▶ _Documento de origem_:
· · · · ·
Opinião

Plano de Marketing: muito plano, pouco marketing

Pedro Celeste, diretor-geral da PC&A

Tendo acompanhado a leitura de muitos planos de negócio e planos de marketing, verifico ser comum registar algumas debilidades ou dificuldades em fazer destes documentos um elemento crucial do desenvolvimento da estratégia da empresa.

Por exemplo, é muito pouco comum encontrar nos planos de marketing aquela que é visão dos clientes. É como se estivéssemos a produzir um documento entre quatro paredes em que definimos os nossos próprios objetivos, projetamos as metas, baseando-nos em dados do passado para projetar o futuro, onde incluímos uma análise SWOT (muitas vezes forçada e mascarada), como ponto de partida para a definição da estratégia a implementar.

Na verdade, quando omitimos na informação a voz dos clientes e a maneira como estes projetam as suas tendências e olham para os diferentes intérpretes do mercado, estamos a cometer um erro crucial. Não me estou a referir à falta de dados quantitativos do mercado e clientes porque esses existem e estão refletidos em vendas, totais e por segmentos de mercado. A propósito, a segmentação estática, como a geográfica, de género ou faixa etária, está cada vez mais longe de responder às atitudes dos clientes face à compra (independentemente de estarmos perante um mercado B2B ou B2C), havendo a necessidade de caminhar para critérios emocionais ou por benefício. Assim, a grande debilidade assenta na falta de uma dinâmica da vontade do mercado e da forma como estes organizam o seu pensamento, isto é, porque nos preferem ou nos preterem. Recorrendo a uma linguagem do mundo do marketing digital, também não basta criar personas: é preciso descrever o que fazer com elas, que personifique uma comunicação customizada e única.

O mesmo é válido para a análise competitiva. Mais do que descrever quem são os concorrentes (e aqui o campo de visão deve ser alargado) e as respetivas quotas de mercado, o mais importante é compreender como os mesmos são capazes de reagir as contrariedades do mercado e a um contexto externo permanentemente em mudança. E raras são as vezes que se faz esta leitura isolando cada mercado relevante onde a empresa opera. Afinal, o principal concorrente é o que tem quotas de mercado mais próximas da nossa, ou aquele que nos tem tirado mais clientes? Os rankings tornam-se imprecisos e muitas vezes são criadores de utopias que não ajudam a criar mais valor.
· · · · ·
▶ _Conjunto de tarefas_:
A - Traduza para inglês a seguinte frase do artigo de opinião: "E raras são as vezes que se faz esta leitura isolando cada mercado relevante onde a empresa opera."
B - Transcreva fielmente o trecho do artigo de opinião que vai de "Tendo acompanhado a" a "estratégia da empresa.".
Os itens apresentados a seguir provêm de uma fonte distinta do artigo de opinião.

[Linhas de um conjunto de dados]
· · · · ·
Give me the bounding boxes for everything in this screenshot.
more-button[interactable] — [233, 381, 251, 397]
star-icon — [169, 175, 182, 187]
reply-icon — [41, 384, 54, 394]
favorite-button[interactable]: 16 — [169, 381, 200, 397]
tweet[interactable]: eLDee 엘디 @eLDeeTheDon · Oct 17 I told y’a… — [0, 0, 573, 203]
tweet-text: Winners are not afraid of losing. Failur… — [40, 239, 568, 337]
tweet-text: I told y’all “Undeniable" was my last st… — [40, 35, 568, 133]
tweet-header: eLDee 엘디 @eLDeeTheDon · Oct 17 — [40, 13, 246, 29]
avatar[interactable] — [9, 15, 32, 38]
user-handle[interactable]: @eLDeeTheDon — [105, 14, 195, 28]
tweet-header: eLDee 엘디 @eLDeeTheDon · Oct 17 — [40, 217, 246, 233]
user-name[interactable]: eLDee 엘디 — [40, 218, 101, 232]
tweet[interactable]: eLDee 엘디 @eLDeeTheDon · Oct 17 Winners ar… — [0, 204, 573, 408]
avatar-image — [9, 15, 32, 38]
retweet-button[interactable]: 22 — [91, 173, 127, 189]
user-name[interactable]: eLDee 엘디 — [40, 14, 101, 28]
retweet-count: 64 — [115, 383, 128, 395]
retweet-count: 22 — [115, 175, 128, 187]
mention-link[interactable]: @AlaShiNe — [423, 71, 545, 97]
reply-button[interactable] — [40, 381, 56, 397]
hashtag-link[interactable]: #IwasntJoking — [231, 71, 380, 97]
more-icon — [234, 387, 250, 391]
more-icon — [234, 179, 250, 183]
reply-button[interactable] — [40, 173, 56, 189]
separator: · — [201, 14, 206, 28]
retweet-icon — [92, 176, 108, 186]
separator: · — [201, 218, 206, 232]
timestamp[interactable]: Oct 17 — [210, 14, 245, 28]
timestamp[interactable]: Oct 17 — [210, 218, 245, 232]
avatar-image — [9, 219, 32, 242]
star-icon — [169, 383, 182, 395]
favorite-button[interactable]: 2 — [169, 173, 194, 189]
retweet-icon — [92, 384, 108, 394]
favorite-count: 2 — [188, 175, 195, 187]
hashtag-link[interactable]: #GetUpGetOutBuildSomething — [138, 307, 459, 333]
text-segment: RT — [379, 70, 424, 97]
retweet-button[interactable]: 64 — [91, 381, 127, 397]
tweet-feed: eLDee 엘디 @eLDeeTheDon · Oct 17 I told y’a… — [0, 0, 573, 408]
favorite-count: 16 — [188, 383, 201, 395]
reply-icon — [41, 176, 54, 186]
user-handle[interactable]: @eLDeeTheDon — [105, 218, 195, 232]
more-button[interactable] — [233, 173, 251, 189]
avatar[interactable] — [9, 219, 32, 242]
· · · · ·
▶ _Tarefas resolvidas_:
A - And rarely is this analysis carried out by isolating each relevant market in which the company operates.

B -
Tendo acompanhado a leitura de muitos planos de negócio e planos de marketing, verifico ser comum registar algumas debilidades ou dificuldades em fazer destes documentos um elemento crucial do desenvolvimento da estratégia da empresa.